Records excerpted from a collection
☆ ☆ ☆ ☆

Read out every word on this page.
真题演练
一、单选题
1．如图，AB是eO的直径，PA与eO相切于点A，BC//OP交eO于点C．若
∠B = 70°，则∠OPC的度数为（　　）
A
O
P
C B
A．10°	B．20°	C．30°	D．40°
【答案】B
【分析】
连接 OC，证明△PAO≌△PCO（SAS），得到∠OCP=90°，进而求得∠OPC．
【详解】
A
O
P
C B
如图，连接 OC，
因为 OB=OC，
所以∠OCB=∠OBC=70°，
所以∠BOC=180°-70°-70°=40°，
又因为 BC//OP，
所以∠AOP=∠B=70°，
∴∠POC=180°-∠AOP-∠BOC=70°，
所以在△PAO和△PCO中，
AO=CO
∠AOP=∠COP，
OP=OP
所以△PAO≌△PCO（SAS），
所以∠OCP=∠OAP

☆ ☆ ☆ ☆

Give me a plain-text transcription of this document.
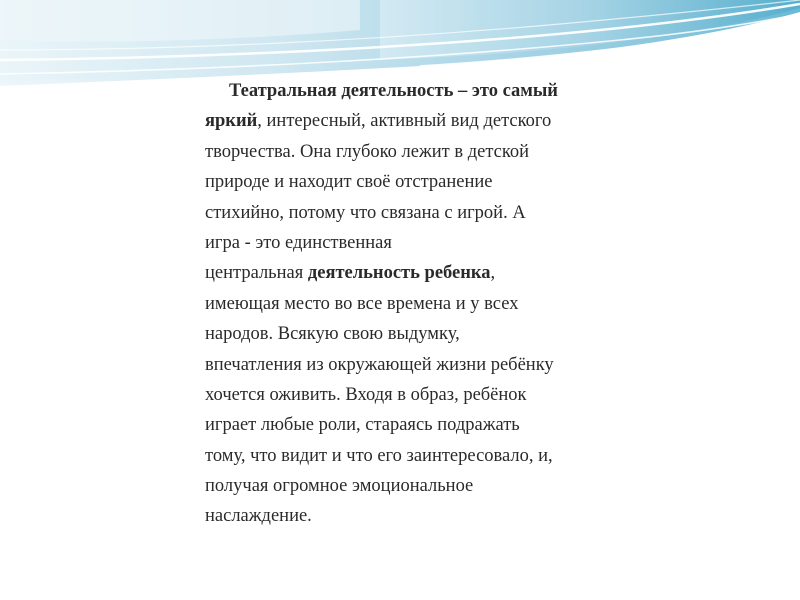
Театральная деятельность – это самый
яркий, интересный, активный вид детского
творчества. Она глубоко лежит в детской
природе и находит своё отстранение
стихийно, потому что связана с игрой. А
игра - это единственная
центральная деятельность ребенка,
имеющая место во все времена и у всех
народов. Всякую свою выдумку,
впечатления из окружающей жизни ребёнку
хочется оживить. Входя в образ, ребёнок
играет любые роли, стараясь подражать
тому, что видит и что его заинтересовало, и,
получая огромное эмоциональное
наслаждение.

☆ ☆ ☆ ☆

Search the lines above for the string "деятельность", then show every one that has it.

Театральная деятельность – это самый
центральная деятельность ребенка,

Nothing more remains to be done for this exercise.